Short problem
Select all lines with the string "Java" in them, and copy those lines.

-- begin Material for the task --

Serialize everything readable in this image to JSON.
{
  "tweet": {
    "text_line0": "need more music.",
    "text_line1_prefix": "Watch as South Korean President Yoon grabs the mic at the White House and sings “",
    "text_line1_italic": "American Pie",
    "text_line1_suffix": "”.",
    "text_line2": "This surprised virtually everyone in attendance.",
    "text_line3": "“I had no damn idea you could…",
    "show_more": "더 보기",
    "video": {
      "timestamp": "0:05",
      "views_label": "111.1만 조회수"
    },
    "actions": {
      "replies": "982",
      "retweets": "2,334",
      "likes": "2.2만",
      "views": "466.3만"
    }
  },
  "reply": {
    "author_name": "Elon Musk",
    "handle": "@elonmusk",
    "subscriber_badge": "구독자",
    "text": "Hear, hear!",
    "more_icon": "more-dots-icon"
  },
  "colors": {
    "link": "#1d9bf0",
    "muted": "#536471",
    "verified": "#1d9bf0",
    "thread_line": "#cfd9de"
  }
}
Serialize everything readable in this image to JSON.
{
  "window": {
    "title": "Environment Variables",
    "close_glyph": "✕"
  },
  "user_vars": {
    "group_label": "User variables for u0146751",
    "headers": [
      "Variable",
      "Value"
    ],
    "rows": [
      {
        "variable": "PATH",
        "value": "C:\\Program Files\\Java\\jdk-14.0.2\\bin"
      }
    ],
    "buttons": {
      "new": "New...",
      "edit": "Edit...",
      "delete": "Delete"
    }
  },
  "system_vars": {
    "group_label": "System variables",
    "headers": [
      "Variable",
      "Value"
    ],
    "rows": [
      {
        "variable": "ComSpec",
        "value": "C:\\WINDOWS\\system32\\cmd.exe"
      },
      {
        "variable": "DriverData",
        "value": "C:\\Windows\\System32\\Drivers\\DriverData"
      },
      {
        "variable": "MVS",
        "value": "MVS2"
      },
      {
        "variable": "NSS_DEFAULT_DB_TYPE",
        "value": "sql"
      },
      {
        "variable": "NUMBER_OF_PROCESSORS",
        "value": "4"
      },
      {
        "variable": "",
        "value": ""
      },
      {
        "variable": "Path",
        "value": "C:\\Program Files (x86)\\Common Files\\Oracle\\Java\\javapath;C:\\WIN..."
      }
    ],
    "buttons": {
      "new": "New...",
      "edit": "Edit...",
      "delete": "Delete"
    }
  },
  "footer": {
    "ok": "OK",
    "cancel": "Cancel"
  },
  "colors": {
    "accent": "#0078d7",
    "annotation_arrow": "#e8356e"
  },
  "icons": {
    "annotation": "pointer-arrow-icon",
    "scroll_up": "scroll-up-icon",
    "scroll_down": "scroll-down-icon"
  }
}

-- end Material for the task --

Result of this task
        "value": "C:\\Program Files\\Java\\jdk-14.0.2\\bin"
        "value": "C:\\Program Files (x86)\\Common Files\\Oracle\\Java\\javapath;C:\\WIN..."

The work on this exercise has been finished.